Summary: The .NET Compact Framework does not directly support calling Web services asynchronously. Synchronous calls do not create a good user experience because the application is hung waiting for the Web service call to return. This article shows you how asynchronous Web services are supported by the Visual Studio .NET development environment. A sample is used to show how to use asynchronous Web services and threading in a sample application. (7 printed pages)


Download Windows Mobile Sample - Threading with Asynchronous Web Services.msi from the Microsoft Download Center.

- EXERCISE TASK -
Output the full summary on asynchronous Web services in the .NET Compact Framework above, word for word.

- INFORMATION SHOWN -
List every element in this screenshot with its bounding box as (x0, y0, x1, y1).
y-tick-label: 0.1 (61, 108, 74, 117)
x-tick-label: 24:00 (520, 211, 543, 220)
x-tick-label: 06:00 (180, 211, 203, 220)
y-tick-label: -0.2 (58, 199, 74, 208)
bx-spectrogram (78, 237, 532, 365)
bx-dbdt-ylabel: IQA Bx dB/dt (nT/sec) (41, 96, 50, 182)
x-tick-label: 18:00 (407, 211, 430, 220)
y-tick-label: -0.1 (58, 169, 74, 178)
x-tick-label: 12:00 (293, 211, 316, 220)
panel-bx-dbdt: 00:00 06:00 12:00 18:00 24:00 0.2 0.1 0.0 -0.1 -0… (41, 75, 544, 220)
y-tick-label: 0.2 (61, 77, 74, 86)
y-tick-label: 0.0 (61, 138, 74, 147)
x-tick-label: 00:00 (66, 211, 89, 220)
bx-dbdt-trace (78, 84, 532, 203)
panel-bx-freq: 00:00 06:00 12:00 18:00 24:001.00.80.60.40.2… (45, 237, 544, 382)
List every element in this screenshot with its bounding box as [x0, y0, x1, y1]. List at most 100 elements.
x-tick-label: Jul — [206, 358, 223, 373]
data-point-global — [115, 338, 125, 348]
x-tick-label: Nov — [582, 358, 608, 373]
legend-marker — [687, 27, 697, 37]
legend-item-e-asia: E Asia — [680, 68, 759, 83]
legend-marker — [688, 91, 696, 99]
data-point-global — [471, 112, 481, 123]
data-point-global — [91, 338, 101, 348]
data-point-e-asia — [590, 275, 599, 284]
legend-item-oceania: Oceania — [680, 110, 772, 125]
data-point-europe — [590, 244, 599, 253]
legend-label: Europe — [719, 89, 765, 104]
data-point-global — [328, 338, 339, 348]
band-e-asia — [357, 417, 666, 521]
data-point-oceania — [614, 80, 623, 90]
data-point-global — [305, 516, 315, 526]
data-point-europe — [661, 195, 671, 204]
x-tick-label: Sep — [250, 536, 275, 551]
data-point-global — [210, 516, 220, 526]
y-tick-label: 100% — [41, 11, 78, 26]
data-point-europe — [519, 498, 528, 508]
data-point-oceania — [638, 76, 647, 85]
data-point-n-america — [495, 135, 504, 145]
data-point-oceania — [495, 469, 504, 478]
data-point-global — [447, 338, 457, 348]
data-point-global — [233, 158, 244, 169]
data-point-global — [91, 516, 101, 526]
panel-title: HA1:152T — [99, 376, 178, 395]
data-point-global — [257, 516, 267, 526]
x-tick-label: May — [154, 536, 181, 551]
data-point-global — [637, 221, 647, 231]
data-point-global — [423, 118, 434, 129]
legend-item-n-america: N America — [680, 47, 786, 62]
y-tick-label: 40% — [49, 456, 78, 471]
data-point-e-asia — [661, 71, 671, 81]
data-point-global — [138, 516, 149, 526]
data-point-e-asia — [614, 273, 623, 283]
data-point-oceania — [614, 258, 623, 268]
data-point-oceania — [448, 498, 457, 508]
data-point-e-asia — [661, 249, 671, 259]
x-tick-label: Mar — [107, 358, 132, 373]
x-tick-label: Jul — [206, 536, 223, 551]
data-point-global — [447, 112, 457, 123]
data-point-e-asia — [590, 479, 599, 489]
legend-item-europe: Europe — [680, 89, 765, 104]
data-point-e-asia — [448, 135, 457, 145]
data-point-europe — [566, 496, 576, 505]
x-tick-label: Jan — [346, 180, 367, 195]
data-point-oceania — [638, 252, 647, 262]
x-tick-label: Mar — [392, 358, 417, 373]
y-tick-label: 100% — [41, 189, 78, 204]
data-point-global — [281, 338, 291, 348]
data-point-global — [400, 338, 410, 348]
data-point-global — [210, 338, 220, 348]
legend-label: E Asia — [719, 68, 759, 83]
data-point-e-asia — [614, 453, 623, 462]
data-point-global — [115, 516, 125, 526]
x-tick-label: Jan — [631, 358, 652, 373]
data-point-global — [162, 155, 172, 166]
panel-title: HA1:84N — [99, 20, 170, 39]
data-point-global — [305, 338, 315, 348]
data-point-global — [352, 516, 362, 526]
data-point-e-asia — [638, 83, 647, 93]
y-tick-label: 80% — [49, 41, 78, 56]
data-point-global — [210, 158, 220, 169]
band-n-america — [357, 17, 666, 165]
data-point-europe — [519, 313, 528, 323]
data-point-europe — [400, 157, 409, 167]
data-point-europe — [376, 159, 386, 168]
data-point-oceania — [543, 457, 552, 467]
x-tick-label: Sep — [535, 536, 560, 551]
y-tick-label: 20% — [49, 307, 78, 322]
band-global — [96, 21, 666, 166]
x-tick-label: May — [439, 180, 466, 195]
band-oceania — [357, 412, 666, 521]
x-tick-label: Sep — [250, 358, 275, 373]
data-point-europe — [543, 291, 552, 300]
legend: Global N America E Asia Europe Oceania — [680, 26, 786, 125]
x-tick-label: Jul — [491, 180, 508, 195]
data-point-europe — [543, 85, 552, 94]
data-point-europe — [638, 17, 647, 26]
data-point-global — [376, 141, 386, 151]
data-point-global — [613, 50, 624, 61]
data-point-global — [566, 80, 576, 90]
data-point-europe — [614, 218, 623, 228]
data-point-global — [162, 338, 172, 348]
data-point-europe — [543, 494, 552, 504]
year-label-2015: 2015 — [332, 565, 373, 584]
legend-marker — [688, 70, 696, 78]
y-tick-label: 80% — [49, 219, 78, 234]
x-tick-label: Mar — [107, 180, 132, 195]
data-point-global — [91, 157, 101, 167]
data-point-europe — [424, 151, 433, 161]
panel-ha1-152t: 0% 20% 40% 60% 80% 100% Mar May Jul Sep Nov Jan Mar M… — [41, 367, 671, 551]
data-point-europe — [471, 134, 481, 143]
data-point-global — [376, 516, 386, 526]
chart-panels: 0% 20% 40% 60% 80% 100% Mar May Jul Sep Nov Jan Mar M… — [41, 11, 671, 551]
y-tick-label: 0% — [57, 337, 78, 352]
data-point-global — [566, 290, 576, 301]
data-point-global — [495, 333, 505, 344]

---

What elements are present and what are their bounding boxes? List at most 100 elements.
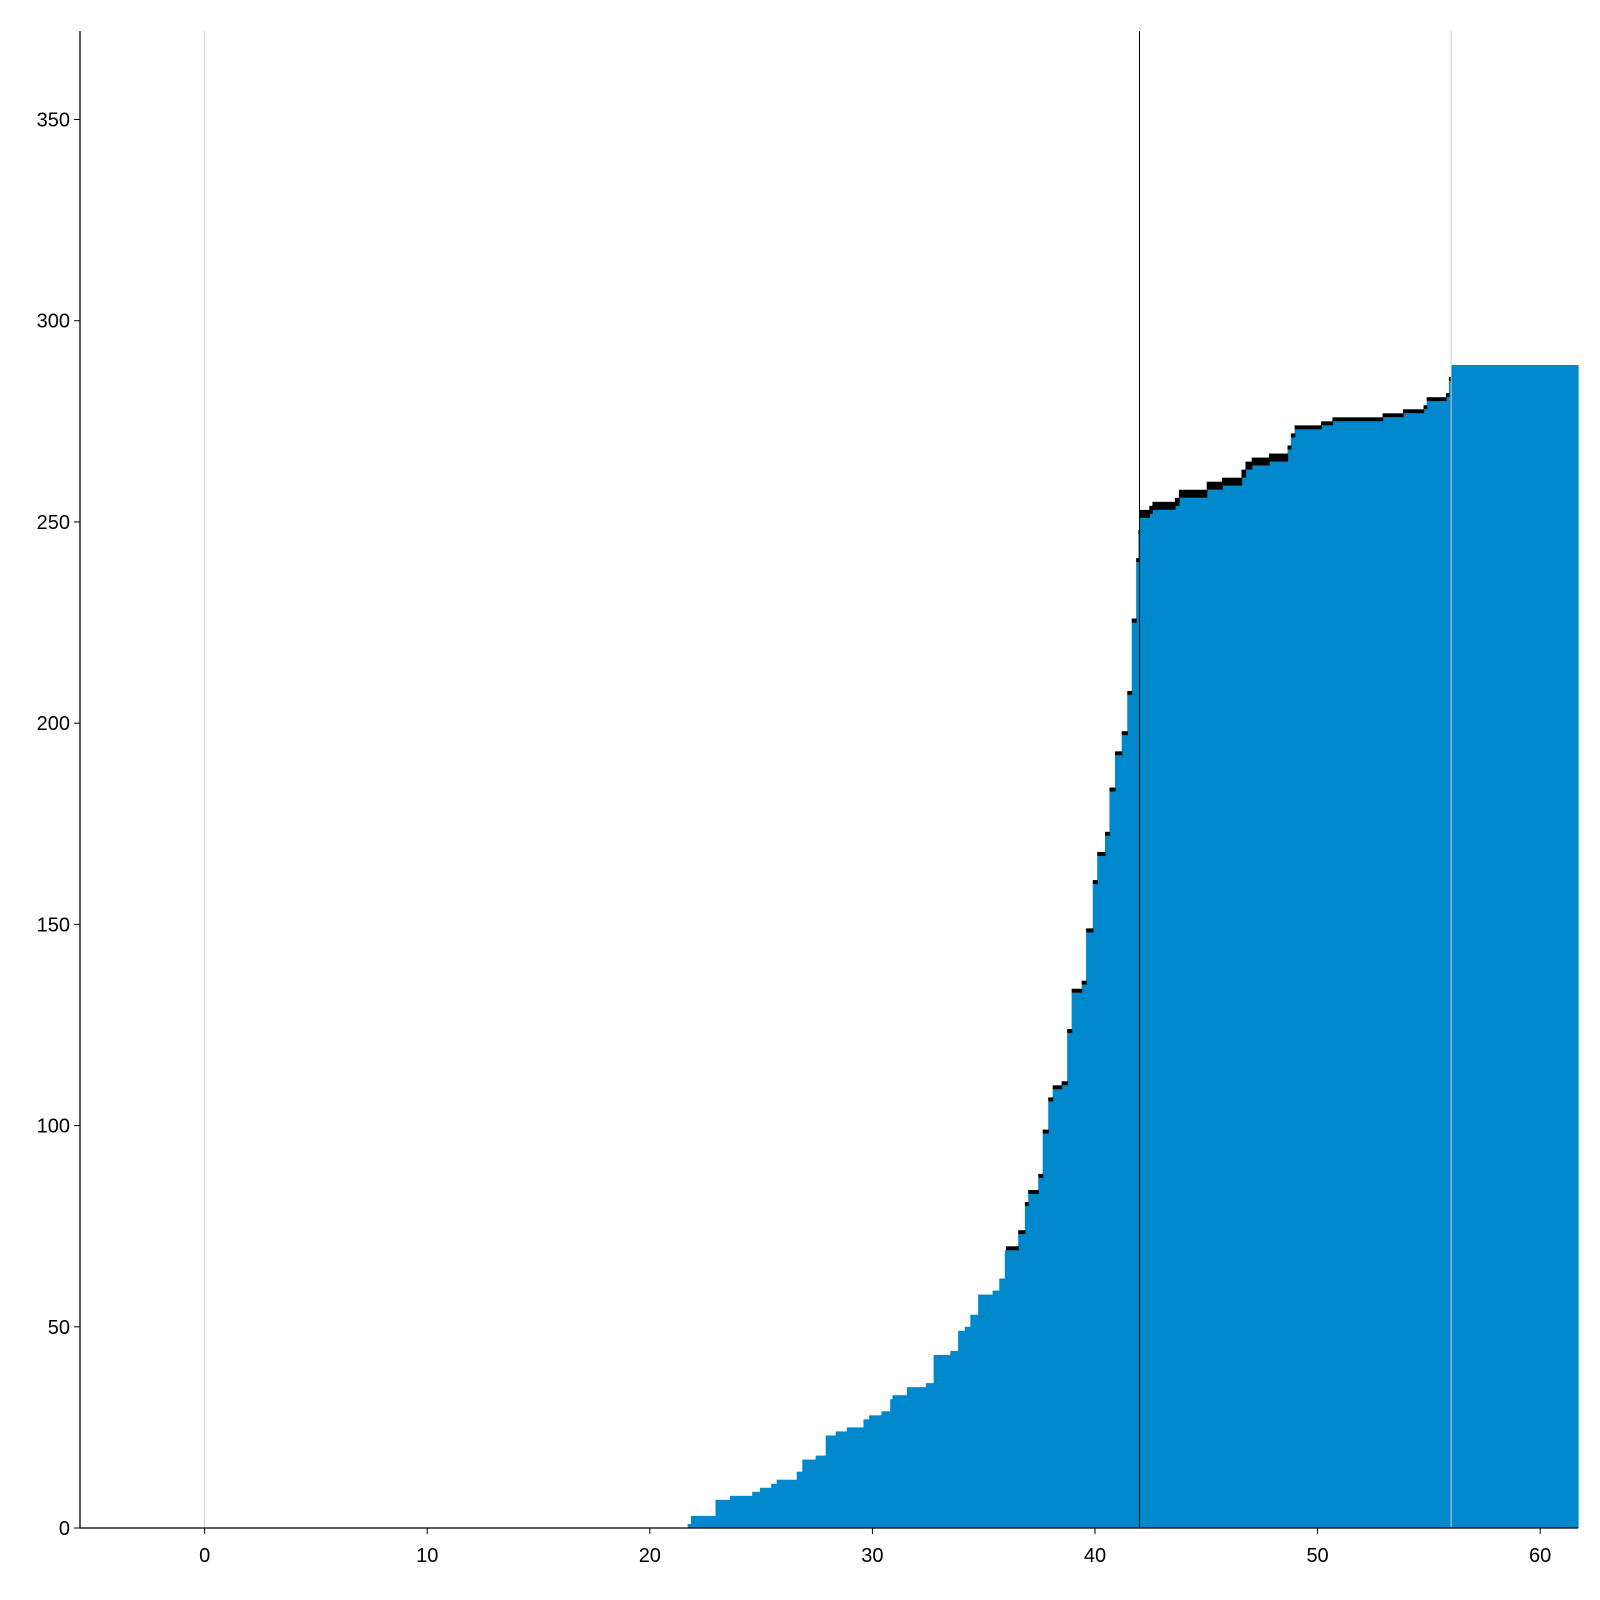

- WRITTEN REPLY -
Summary: The .NET Compact Framework does not directly support calling Web services asynchronously. Synchronous calls do not create a good user experience because the application is hung waiting for the Web service call to return. This article shows you how asynchronous Web services are supported by the Visual Studio .NET development environment. A sample is used to show how to use asynchronous Web services and threading in a sample application. (7 printed pages)


Download Windows Mobile Sample - Threading with Asynchronous Web Services.msi from the Microsoft Download Center.